• [Goal]
Below are records to repeat exactly. Omit the pictures from the copy.

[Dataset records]
------------------------------------
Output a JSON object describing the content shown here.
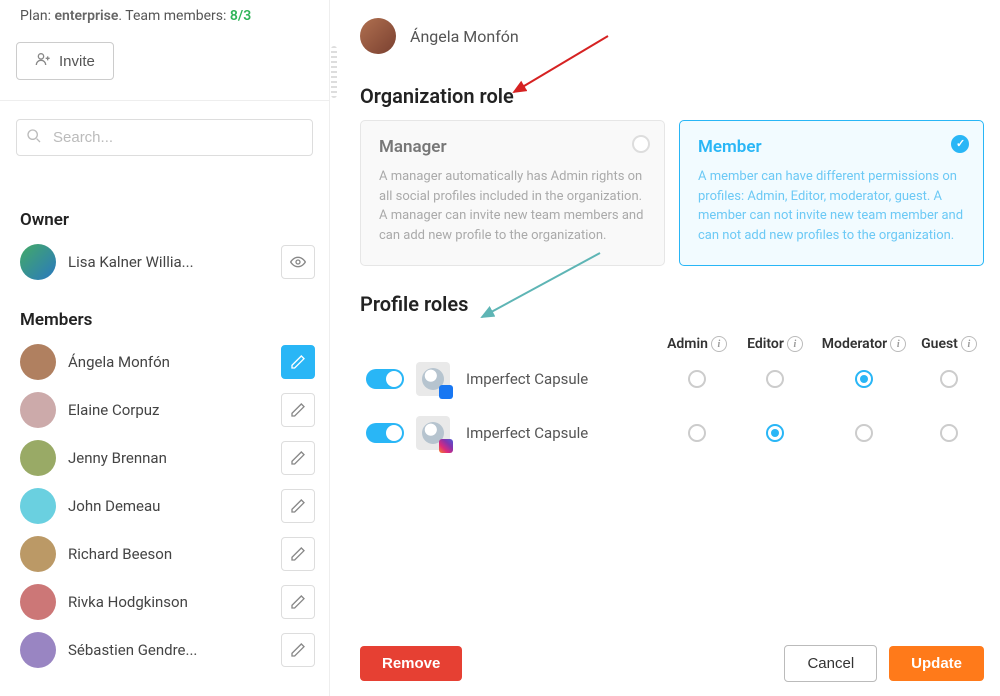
{
  "sidebar": {
    "plan_label": "Plan:",
    "plan_name": "enterprise",
    "members_label": "Team members:",
    "members_count": "8/3",
    "invite_label": "Invite",
    "search_placeholder": "Search...",
    "owner_label": "Owner",
    "members_label_section": "Members",
    "owner": {
      "name": "Lisa Kalner Willia..."
    },
    "members": [
      {
        "name": "Ángela Monfón",
        "editing": true
      },
      {
        "name": "Elaine Corpuz",
        "editing": false
      },
      {
        "name": "Jenny Brennan",
        "editing": false
      },
      {
        "name": "John Demeau",
        "editing": false
      },
      {
        "name": "Richard Beeson",
        "editing": false
      },
      {
        "name": "Rivka Hodgkinson",
        "editing": false
      },
      {
        "name": "Sébastien Gendre...",
        "editing": false
      }
    ]
  },
  "main": {
    "user_name": "Ángela Monfón",
    "org_role_title": "Organization role",
    "roles": {
      "manager": {
        "name": "Manager",
        "desc": "A manager automatically has Admin rights on all social profiles included in the organization. A manager can invite new team members and can add new profile to the organization."
      },
      "member": {
        "name": "Member",
        "desc": "A member can have different permissions on profiles: Admin, Editor, moderator, guest. A member can not invite new team member and can not add new profiles to the organization."
      }
    },
    "selected_role": "member",
    "profile_roles_title": "Profile roles",
    "columns": {
      "admin": "Admin",
      "editor": "Editor",
      "moderator": "Moderator",
      "guest": "Guest"
    },
    "profiles": [
      {
        "name": "Imperfect Capsule",
        "network": "facebook",
        "enabled": true,
        "role": "moderator"
      },
      {
        "name": "Imperfect Capsule",
        "network": "instagram",
        "enabled": true,
        "role": "editor"
      }
    ],
    "buttons": {
      "remove": "Remove",
      "cancel": "Cancel",
      "update": "Update"
    }
  },
  "avatar_colors": [
    "#b08060",
    "#caa",
    "#9a6",
    "#6ad0e0",
    "#b96",
    "#c77",
    "#9985c2",
    "#888"
  ]
}
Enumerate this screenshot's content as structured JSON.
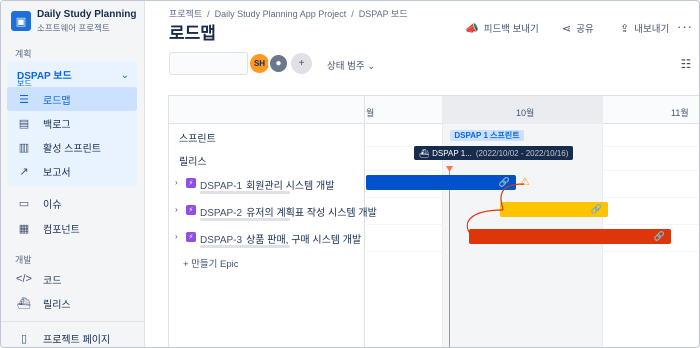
------------------------------------
• [Answer to this task]
Output a JSON object describing the content shown here.
{
  "sidebar": {
    "plan_label": "Plan:",
    "plan_name": "enterprise",
    "members_label": "Team members:",
    "members_count": "8/3",
    "invite_label": "Invite",
    "search_placeholder": "Search...",
    "owner_label": "Owner",
    "members_label_section": "Members",
    "owner": {
      "name": "Lisa Kalner Willia..."
    },
    "members": [
      {
        "name": "Ángela Monfón",
        "editing": true
      },
      {
        "name": "Elaine Corpuz",
        "editing": false
      },
      {
        "name": "Jenny Brennan",
        "editing": false
      },
      {
        "name": "John Demeau",
        "editing": false
      },
      {
        "name": "Richard Beeson",
        "editing": false
      },
      {
        "name": "Rivka Hodgkinson",
        "editing": false
      },
      {
        "name": "Sébastien Gendre...",
        "editing": false
      }
    ]
  },
  "main": {
    "user_name": "Ángela Monfón",
    "org_role_title": "Organization role",
    "roles": {
      "manager": {
        "name": "Manager",
        "desc": "A manager automatically has Admin rights on all social profiles included in the organization. A manager can invite new team members and can add new profile to the organization."
      },
      "member": {
        "name": "Member",
        "desc": "A member can have different permissions on profiles: Admin, Editor, moderator, guest. A member can not invite new team member and can not add new profiles to the organization."
      }
    },
    "selected_role": "member",
    "profile_roles_title": "Profile roles",
    "columns": {
      "admin": "Admin",
      "editor": "Editor",
      "moderator": "Moderator",
      "guest": "Guest"
    },
    "profiles": [
      {
        "name": "Imperfect Capsule",
        "network": "facebook",
        "enabled": true,
        "role": "moderator"
      },
      {
        "name": "Imperfect Capsule",
        "network": "instagram",
        "enabled": true,
        "role": "editor"
      }
    ],
    "buttons": {
      "remove": "Remove",
      "cancel": "Cancel",
      "update": "Update"
    }
  },
  "avatar_colors": [
    "#b08060",
    "#caa",
    "#9a6",
    "#6ad0e0",
    "#b96",
    "#c77",
    "#9985c2",
    "#888"
  ]
}
Enumerate this screenshot's content as structured JSON.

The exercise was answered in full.